## Problem to work on
Extract all lines that hold "horizontal" from the records below.

## Dataset entries on figures
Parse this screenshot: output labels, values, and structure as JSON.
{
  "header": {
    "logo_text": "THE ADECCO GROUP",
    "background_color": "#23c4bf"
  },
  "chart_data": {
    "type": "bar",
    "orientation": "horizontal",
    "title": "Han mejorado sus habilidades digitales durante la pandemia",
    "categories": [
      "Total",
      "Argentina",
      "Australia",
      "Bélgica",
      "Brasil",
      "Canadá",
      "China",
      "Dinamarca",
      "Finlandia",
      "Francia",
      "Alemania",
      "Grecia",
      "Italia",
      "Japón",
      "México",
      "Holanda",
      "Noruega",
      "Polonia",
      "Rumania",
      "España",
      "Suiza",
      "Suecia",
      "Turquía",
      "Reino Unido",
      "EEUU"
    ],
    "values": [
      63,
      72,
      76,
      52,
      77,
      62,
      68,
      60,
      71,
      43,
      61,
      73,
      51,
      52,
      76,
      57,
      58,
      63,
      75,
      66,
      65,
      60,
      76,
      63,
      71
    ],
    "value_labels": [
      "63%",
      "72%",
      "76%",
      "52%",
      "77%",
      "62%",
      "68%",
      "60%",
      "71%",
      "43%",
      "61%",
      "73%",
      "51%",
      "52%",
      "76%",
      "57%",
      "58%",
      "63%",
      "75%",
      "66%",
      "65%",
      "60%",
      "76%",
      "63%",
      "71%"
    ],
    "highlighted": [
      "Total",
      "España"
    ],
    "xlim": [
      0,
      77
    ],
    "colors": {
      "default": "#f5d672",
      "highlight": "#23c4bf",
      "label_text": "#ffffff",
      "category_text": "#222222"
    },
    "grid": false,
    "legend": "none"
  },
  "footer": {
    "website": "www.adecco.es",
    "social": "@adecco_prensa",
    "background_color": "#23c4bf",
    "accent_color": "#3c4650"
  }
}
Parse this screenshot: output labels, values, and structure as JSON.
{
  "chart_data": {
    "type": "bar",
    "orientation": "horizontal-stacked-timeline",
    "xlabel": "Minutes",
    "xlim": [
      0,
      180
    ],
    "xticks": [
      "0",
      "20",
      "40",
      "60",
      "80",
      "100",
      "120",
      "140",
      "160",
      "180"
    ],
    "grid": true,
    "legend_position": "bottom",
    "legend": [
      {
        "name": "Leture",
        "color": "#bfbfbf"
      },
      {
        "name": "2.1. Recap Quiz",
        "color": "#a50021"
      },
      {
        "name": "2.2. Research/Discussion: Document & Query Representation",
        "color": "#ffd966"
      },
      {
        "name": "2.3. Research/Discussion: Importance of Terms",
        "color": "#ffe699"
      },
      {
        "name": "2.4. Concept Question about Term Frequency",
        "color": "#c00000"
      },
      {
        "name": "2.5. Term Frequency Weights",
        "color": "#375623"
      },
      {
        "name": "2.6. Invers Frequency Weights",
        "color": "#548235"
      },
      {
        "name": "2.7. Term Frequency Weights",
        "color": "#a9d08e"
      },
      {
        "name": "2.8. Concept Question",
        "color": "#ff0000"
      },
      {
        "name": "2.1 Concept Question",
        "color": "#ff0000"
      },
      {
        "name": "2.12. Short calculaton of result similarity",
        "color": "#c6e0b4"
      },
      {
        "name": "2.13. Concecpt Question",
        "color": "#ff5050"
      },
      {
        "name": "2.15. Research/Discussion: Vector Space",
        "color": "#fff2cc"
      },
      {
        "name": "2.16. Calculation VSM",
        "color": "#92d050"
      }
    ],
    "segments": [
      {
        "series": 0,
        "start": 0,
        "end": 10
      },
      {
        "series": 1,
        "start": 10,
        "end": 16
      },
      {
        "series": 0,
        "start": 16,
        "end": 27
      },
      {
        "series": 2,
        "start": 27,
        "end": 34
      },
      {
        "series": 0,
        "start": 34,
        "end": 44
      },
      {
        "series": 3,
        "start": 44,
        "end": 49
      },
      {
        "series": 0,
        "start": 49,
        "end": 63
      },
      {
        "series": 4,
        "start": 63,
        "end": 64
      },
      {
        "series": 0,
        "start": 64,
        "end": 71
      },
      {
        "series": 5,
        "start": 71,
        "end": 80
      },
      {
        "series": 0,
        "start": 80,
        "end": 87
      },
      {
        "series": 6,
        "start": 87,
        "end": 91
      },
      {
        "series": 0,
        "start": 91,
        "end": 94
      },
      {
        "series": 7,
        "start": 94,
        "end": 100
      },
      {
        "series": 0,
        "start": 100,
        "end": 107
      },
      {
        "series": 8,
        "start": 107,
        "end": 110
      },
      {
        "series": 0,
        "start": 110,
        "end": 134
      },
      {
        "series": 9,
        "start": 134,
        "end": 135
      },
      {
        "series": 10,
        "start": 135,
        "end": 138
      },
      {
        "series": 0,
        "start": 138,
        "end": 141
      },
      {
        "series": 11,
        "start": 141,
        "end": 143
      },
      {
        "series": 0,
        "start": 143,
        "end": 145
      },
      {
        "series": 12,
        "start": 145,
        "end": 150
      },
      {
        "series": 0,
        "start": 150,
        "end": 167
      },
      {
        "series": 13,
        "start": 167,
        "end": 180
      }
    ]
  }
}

## Completed exercise
    "orientation": "horizontal",
    "orientation": "horizontal-stacked-timeline",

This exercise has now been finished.